Exercise requirements:
Print the records below word for word, but leave out the pictures.

** Start **

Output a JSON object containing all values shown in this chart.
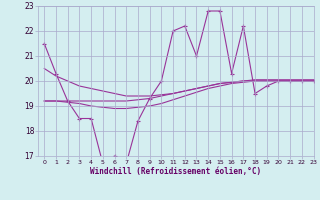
{
  "x": [
    0,
    1,
    2,
    3,
    4,
    5,
    6,
    7,
    8,
    9,
    10,
    11,
    12,
    13,
    14,
    15,
    16,
    17,
    18,
    19,
    20,
    21,
    22,
    23
  ],
  "windchill": [
    21.5,
    20.3,
    19.2,
    18.5,
    18.5,
    16.7,
    17.0,
    16.7,
    18.4,
    19.3,
    20.0,
    22.0,
    22.2,
    21.0,
    22.8,
    22.8,
    20.3,
    22.2,
    19.5,
    19.8,
    20.0,
    20.0,
    20.0,
    20.0
  ],
  "line_upper": [
    20.5,
    20.2,
    20.0,
    19.8,
    19.7,
    19.6,
    19.5,
    19.4,
    19.4,
    19.4,
    19.45,
    19.5,
    19.6,
    19.7,
    19.8,
    19.9,
    19.95,
    20.0,
    20.0,
    20.0,
    20.0,
    20.0,
    20.0,
    20.0
  ],
  "line_mid": [
    19.2,
    19.2,
    19.2,
    19.2,
    19.2,
    19.2,
    19.2,
    19.2,
    19.25,
    19.3,
    19.4,
    19.5,
    19.6,
    19.7,
    19.8,
    19.9,
    19.95,
    20.0,
    20.05,
    20.05,
    20.05,
    20.05,
    20.05,
    20.05
  ],
  "line_lower": [
    19.2,
    19.2,
    19.15,
    19.1,
    19.0,
    18.95,
    18.9,
    18.9,
    18.95,
    19.0,
    19.1,
    19.25,
    19.4,
    19.55,
    19.7,
    19.8,
    19.9,
    19.95,
    20.0,
    20.0,
    20.0,
    20.0,
    20.0,
    20.0
  ],
  "line_color": "#993399",
  "bg_color": "#d4eef0",
  "grid_color": "#aaaacc",
  "xlabel": "Windchill (Refroidissement éolien,°C)",
  "ylim": [
    17,
    23
  ],
  "xlim": [
    -0.5,
    23
  ],
  "yticks": [
    17,
    18,
    19,
    20,
    21,
    22,
    23
  ],
  "xticks": [
    0,
    1,
    2,
    3,
    4,
    5,
    6,
    7,
    8,
    9,
    10,
    11,
    12,
    13,
    14,
    15,
    16,
    17,
    18,
    19,
    20,
    21,
    22,
    23
  ],
  "xlabel_color": "#660066",
  "tick_label_color": "#330033"
}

** End **

Full solution:
Output a JSON object containing all values shown in this chart.
{
  "x": [
    0,
    1,
    2,
    3,
    4,
    5,
    6,
    7,
    8,
    9,
    10,
    11,
    12,
    13,
    14,
    15,
    16,
    17,
    18,
    19,
    20,
    21,
    22,
    23
  ],
  "windchill": [
    21.5,
    20.3,
    19.2,
    18.5,
    18.5,
    16.7,
    17.0,
    16.7,
    18.4,
    19.3,
    20.0,
    22.0,
    22.2,
    21.0,
    22.8,
    22.8,
    20.3,
    22.2,
    19.5,
    19.8,
    20.0,
    20.0,
    20.0,
    20.0
  ],
  "line_upper": [
    20.5,
    20.2,
    20.0,
    19.8,
    19.7,
    19.6,
    19.5,
    19.4,
    19.4,
    19.4,
    19.45,
    19.5,
    19.6,
    19.7,
    19.8,
    19.9,
    19.95,
    20.0,
    20.0,
    20.0,
    20.0,
    20.0,
    20.0,
    20.0
  ],
  "line_mid": [
    19.2,
    19.2,
    19.2,
    19.2,
    19.2,
    19.2,
    19.2,
    19.2,
    19.25,
    19.3,
    19.4,
    19.5,
    19.6,
    19.7,
    19.8,
    19.9,
    19.95,
    20.0,
    20.05,
    20.05,
    20.05,
    20.05,
    20.05,
    20.05
  ],
  "line_lower": [
    19.2,
    19.2,
    19.15,
    19.1,
    19.0,
    18.95,
    18.9,
    18.9,
    18.95,
    19.0,
    19.1,
    19.25,
    19.4,
    19.55,
    19.7,
    19.8,
    19.9,
    19.95,
    20.0,
    20.0,
    20.0,
    20.0,
    20.0,
    20.0
  ],
  "line_color": "#993399",
  "bg_color": "#d4eef0",
  "grid_color": "#aaaacc",
  "xlabel": "Windchill (Refroidissement éolien,°C)",
  "ylim": [
    17,
    23
  ],
  "xlim": [
    -0.5,
    23
  ],
  "yticks": [
    17,
    18,
    19,
    20,
    21,
    22,
    23
  ],
  "xticks": [
    0,
    1,
    2,
    3,
    4,
    5,
    6,
    7,
    8,
    9,
    10,
    11,
    12,
    13,
    14,
    15,
    16,
    17,
    18,
    19,
    20,
    21,
    22,
    23
  ],
  "xlabel_color": "#660066",
  "tick_label_color": "#330033"
}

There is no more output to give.